* GOAL: Among the entries below, find the lines with "диалогов" and copy them.

* RECORDS FOR THIS TASK:
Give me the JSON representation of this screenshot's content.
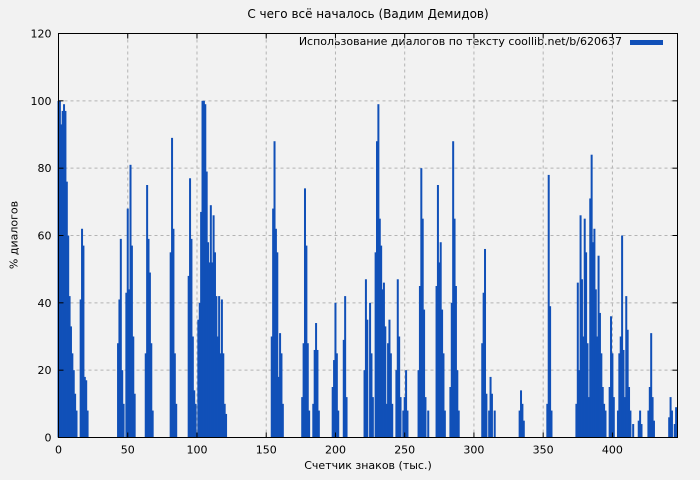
{
  "page": {
    "background": "#f2f2f2"
  },
  "chart_data": {
    "type": "bar",
    "subtype": "impulses",
    "title": "С чего всё началось (Вадим Демидов)",
    "legend": "Использование диалогов по тексту coollib.net/b/620637",
    "xlabel": "Счетчик знаков (тыс.)",
    "ylabel": "% диалогов",
    "xlim": [
      0,
      447
    ],
    "ylim": [
      0,
      120
    ],
    "xticks": [
      0,
      50,
      100,
      150,
      200,
      250,
      300,
      350,
      400
    ],
    "yticks": [
      0,
      20,
      40,
      60,
      80,
      100,
      120
    ],
    "grid": "dashed",
    "legend_position": "top-right-inside",
    "bar_color": "#1150b8",
    "grid_color": "#b4b4b4",
    "border_color": "#000000",
    "points": [
      [
        0,
        100
      ],
      [
        1,
        100
      ],
      [
        2,
        93
      ],
      [
        3,
        97
      ],
      [
        4,
        99
      ],
      [
        5,
        97
      ],
      [
        6,
        76
      ],
      [
        7,
        60
      ],
      [
        8,
        42
      ],
      [
        9,
        33
      ],
      [
        10,
        25
      ],
      [
        11,
        20
      ],
      [
        12,
        13
      ],
      [
        13,
        8
      ],
      [
        16,
        41
      ],
      [
        17,
        62
      ],
      [
        18,
        57
      ],
      [
        19,
        18
      ],
      [
        20,
        17
      ],
      [
        21,
        8
      ],
      [
        43,
        28
      ],
      [
        44,
        41
      ],
      [
        45,
        59
      ],
      [
        46,
        20
      ],
      [
        47,
        10
      ],
      [
        49,
        43
      ],
      [
        50,
        68
      ],
      [
        51,
        44
      ],
      [
        52,
        81
      ],
      [
        53,
        57
      ],
      [
        54,
        30
      ],
      [
        55,
        13
      ],
      [
        63,
        25
      ],
      [
        64,
        75
      ],
      [
        65,
        59
      ],
      [
        66,
        49
      ],
      [
        67,
        28
      ],
      [
        68,
        8
      ],
      [
        81,
        55
      ],
      [
        82,
        89
      ],
      [
        83,
        62
      ],
      [
        84,
        25
      ],
      [
        85,
        10
      ],
      [
        94,
        48
      ],
      [
        95,
        77
      ],
      [
        96,
        59
      ],
      [
        97,
        30
      ],
      [
        98,
        14
      ],
      [
        99,
        10
      ],
      [
        101,
        35
      ],
      [
        102,
        40
      ],
      [
        103,
        67
      ],
      [
        104,
        100
      ],
      [
        105,
        100
      ],
      [
        106,
        99
      ],
      [
        107,
        79
      ],
      [
        108,
        58
      ],
      [
        109,
        52
      ],
      [
        110,
        69
      ],
      [
        111,
        52
      ],
      [
        112,
        66
      ],
      [
        113,
        55
      ],
      [
        114,
        42
      ],
      [
        115,
        30
      ],
      [
        116,
        42
      ],
      [
        117,
        25
      ],
      [
        118,
        41
      ],
      [
        119,
        25
      ],
      [
        120,
        10
      ],
      [
        121,
        7
      ],
      [
        154,
        30
      ],
      [
        155,
        68
      ],
      [
        156,
        88
      ],
      [
        157,
        62
      ],
      [
        158,
        55
      ],
      [
        159,
        18
      ],
      [
        160,
        31
      ],
      [
        161,
        25
      ],
      [
        162,
        10
      ],
      [
        176,
        12
      ],
      [
        177,
        28
      ],
      [
        178,
        74
      ],
      [
        179,
        57
      ],
      [
        180,
        28
      ],
      [
        181,
        8
      ],
      [
        184,
        10
      ],
      [
        185,
        26
      ],
      [
        186,
        34
      ],
      [
        187,
        26
      ],
      [
        188,
        8
      ],
      [
        198,
        15
      ],
      [
        199,
        23
      ],
      [
        200,
        40
      ],
      [
        201,
        25
      ],
      [
        202,
        8
      ],
      [
        206,
        29
      ],
      [
        207,
        42
      ],
      [
        208,
        12
      ],
      [
        221,
        20
      ],
      [
        222,
        47
      ],
      [
        223,
        35
      ],
      [
        225,
        40
      ],
      [
        226,
        25
      ],
      [
        227,
        12
      ],
      [
        229,
        55
      ],
      [
        230,
        88
      ],
      [
        231,
        99
      ],
      [
        232,
        65
      ],
      [
        233,
        57
      ],
      [
        234,
        44
      ],
      [
        235,
        46
      ],
      [
        236,
        33
      ],
      [
        237,
        10
      ],
      [
        238,
        28
      ],
      [
        239,
        35
      ],
      [
        240,
        25
      ],
      [
        241,
        10
      ],
      [
        244,
        20
      ],
      [
        245,
        47
      ],
      [
        246,
        30
      ],
      [
        247,
        12
      ],
      [
        249,
        8
      ],
      [
        250,
        12
      ],
      [
        251,
        20
      ],
      [
        252,
        8
      ],
      [
        260,
        20
      ],
      [
        261,
        45
      ],
      [
        262,
        80
      ],
      [
        263,
        65
      ],
      [
        264,
        38
      ],
      [
        265,
        12
      ],
      [
        267,
        8
      ],
      [
        273,
        45
      ],
      [
        274,
        75
      ],
      [
        275,
        52
      ],
      [
        276,
        58
      ],
      [
        277,
        38
      ],
      [
        278,
        25
      ],
      [
        279,
        8
      ],
      [
        283,
        15
      ],
      [
        284,
        40
      ],
      [
        285,
        88
      ],
      [
        286,
        65
      ],
      [
        287,
        45
      ],
      [
        288,
        20
      ],
      [
        289,
        8
      ],
      [
        306,
        28
      ],
      [
        307,
        43
      ],
      [
        308,
        56
      ],
      [
        309,
        13
      ],
      [
        311,
        8
      ],
      [
        312,
        18
      ],
      [
        313,
        13
      ],
      [
        315,
        8
      ],
      [
        333,
        8
      ],
      [
        334,
        14
      ],
      [
        335,
        10
      ],
      [
        336,
        5
      ],
      [
        353,
        10
      ],
      [
        354,
        78
      ],
      [
        355,
        39
      ],
      [
        356,
        8
      ],
      [
        374,
        10
      ],
      [
        375,
        46
      ],
      [
        376,
        20
      ],
      [
        377,
        66
      ],
      [
        378,
        47
      ],
      [
        379,
        30
      ],
      [
        380,
        65
      ],
      [
        381,
        55
      ],
      [
        382,
        28
      ],
      [
        383,
        12
      ],
      [
        384,
        71
      ],
      [
        385,
        84
      ],
      [
        386,
        58
      ],
      [
        387,
        62
      ],
      [
        388,
        44
      ],
      [
        389,
        30
      ],
      [
        390,
        54
      ],
      [
        391,
        37
      ],
      [
        392,
        25
      ],
      [
        393,
        15
      ],
      [
        394,
        10
      ],
      [
        395,
        8
      ],
      [
        398,
        15
      ],
      [
        399,
        36
      ],
      [
        400,
        25
      ],
      [
        401,
        12
      ],
      [
        404,
        8
      ],
      [
        405,
        25
      ],
      [
        406,
        30
      ],
      [
        407,
        60
      ],
      [
        408,
        26
      ],
      [
        409,
        12
      ],
      [
        410,
        42
      ],
      [
        411,
        32
      ],
      [
        412,
        15
      ],
      [
        413,
        8
      ],
      [
        415,
        4
      ],
      [
        419,
        5
      ],
      [
        420,
        8
      ],
      [
        421,
        4
      ],
      [
        426,
        8
      ],
      [
        427,
        15
      ],
      [
        428,
        31
      ],
      [
        429,
        12
      ],
      [
        430,
        5
      ],
      [
        441,
        6
      ],
      [
        442,
        12
      ],
      [
        443,
        8
      ],
      [
        445,
        4
      ],
      [
        446,
        9
      ]
    ]
  }
}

* SOLUTION FOR THIS PROBLEM:
    "legend": "Использование диалогов по тексту coollib.net/b/620637",
    "ylabel": "% диалогов",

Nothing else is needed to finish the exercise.